# Exercise requirements
Write out exactly the lines running from the one with "What data populates" to the end of the data, including both of those lines and excluding pictures.

· · · ·

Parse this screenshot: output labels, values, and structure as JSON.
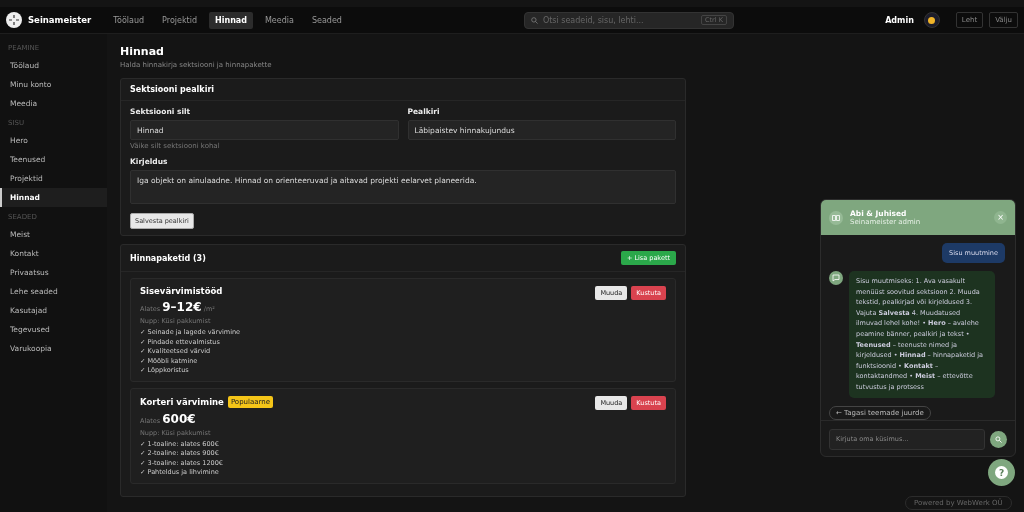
{
  "topbar": {
    "brand": "Seinameister",
    "nav": [
      {
        "label": "Töölaud",
        "selected": false
      },
      {
        "label": "Projektid",
        "selected": false
      },
      {
        "label": "Hinnad",
        "selected": true
      },
      {
        "label": "Meedia",
        "selected": false
      },
      {
        "label": "Seaded",
        "selected": false
      }
    ],
    "search": {
      "placeholder": "Otsi seadeid, sisu, lehti...",
      "shortcut": "Ctrl K"
    },
    "user": "Admin",
    "buttons": [
      "Leht",
      "Välju"
    ]
  },
  "sidebar": {
    "groups": [
      {
        "title": "PEAMINE",
        "items": [
          {
            "label": "Töölaud",
            "selected": false
          },
          {
            "label": "Minu konto",
            "selected": false
          },
          {
            "label": "Meedia",
            "selected": false
          }
        ]
      },
      {
        "title": "SISU",
        "items": [
          {
            "label": "Hero",
            "selected": false
          },
          {
            "label": "Teenused",
            "selected": false
          },
          {
            "label": "Projektid",
            "selected": false
          },
          {
            "label": "Hinnad",
            "selected": true
          }
        ]
      },
      {
        "title": "SEADED",
        "items": [
          {
            "label": "Meist",
            "selected": false
          },
          {
            "label": "Kontakt",
            "selected": false
          },
          {
            "label": "Privaatsus",
            "selected": false
          },
          {
            "label": "Lehe seaded",
            "selected": false
          },
          {
            "label": "Kasutajad",
            "selected": false
          },
          {
            "label": "Tegevused",
            "selected": false
          },
          {
            "label": "Varukoopia",
            "selected": false
          }
        ]
      }
    ]
  },
  "page": {
    "title": "Hinnad",
    "subtitle": "Halda hinnakirja sektsiooni ja hinnapakette"
  },
  "section_card": {
    "title": "Sektsiooni pealkiri",
    "label_field": {
      "label": "Sektsiooni silt",
      "value": "Hinnad",
      "hint": "Väike silt sektsiooni kohal"
    },
    "heading_field": {
      "label": "Pealkiri",
      "value": "Läbipaistev hinnakujundus"
    },
    "description_field": {
      "label": "Kirjeldus",
      "value": "Iga objekt on ainulaadne. Hinnad on orienteeruvad ja aitavad projekti eelarvet planeerida."
    },
    "save_button": "Salvesta pealkiri"
  },
  "packages_card": {
    "title": "Hinnapaketid (3)",
    "add_button": "+ Lisa pakett",
    "packages": [
      {
        "name": "Sisevärvimistööd",
        "prefix": "Alates",
        "price": "9–12€",
        "unit": "/m²",
        "button_text": "Nupp: Küsi pakkumist",
        "features": [
          "✓ Seinade ja lagede värvimine",
          "✓ Pindade ettevalmistus",
          "✓ Kvaliteetsed värvid",
          "✓ Mööbli katmine",
          "✓ Lõppkoristus"
        ],
        "edit": "Muuda",
        "delete": "Kustuta"
      },
      {
        "name": "Korteri värvimine",
        "badge": "Populaarne",
        "prefix": "Alates",
        "price": "600€",
        "button_text": "Nupp: Küsi pakkumist",
        "features": [
          "✓ 1-toaline: alates 600€",
          "✓ 2-toaline: alates 900€",
          "✓ 3-toaline: alates 1200€",
          "✓ Pahteldus ja lihvimine"
        ],
        "edit": "Muuda",
        "delete": "Kustuta"
      }
    ]
  },
  "chat": {
    "title": "Abi & Juhised",
    "subtitle": "Seinameister admin",
    "close": "×",
    "messages": [
      {
        "kind": "user",
        "text": "Sisu muutmine"
      },
      {
        "kind": "bot",
        "text": "Sisu muutmiseks: 1. Ava vasakult menüüst soovitud sektsioon 2. Muuda tekstid, pealkirjad või kirjeldused 3. Vajuta **Salvesta** 4. Muudatused ilmuvad lehel kohe! • **Hero** – avalehe peamine bänner, pealkiri ja tekst • **Teenused** – teenuste nimed ja kirjeldused • **Hinnad** – hinnapaketid ja funktsioonid • **Kontakt** – kontaktandmed • **Meist** – ettevõtte tutvustus ja protsess"
      }
    ],
    "back_button": "← Tagasi teemade juurde",
    "input_placeholder": "Kirjuta oma küsimus..."
  },
  "help_button": "?",
  "powered_by": "Powered by WebWerk OÜ"
}
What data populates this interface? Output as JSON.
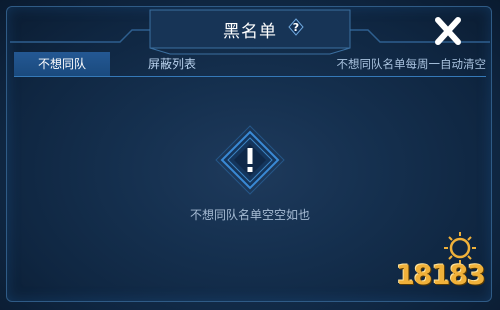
{
  "dialog": {
    "title": "黑名单",
    "help_symbol": "?"
  },
  "tabs": [
    {
      "label": "不想同队",
      "active": true
    },
    {
      "label": "屏蔽列表",
      "active": false
    }
  ],
  "tab_note": "不想同队名单每周一自动清空",
  "empty_state": {
    "icon": "warning-icon",
    "message": "不想同队名单空空如也"
  },
  "watermark": {
    "text": "18183"
  },
  "colors": {
    "accent": "#2e86d8",
    "background": "#15304f",
    "active_tab": "#1f5189",
    "watermark": "#f0b13a"
  }
}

· · · ·

# Expected answer
What data populates this interface? Output as JSON.
{
  "dialog": {
    "title": "黑名单",
    "help_symbol": "?"
  },
  "tabs": [
    {
      "label": "不想同队",
      "active": true
    },
    {
      "label": "屏蔽列表",
      "active": false
    }
  ],
  "tab_note": "不想同队名单每周一自动清空",
  "empty_state": {
    "icon": "warning-icon",
    "message": "不想同队名单空空如也"
  },
  "watermark": {
    "text": "18183"
  },
  "colors": {
    "accent": "#2e86d8",
    "background": "#15304f",
    "active_tab": "#1f5189",
    "watermark": "#f0b13a"
  }
}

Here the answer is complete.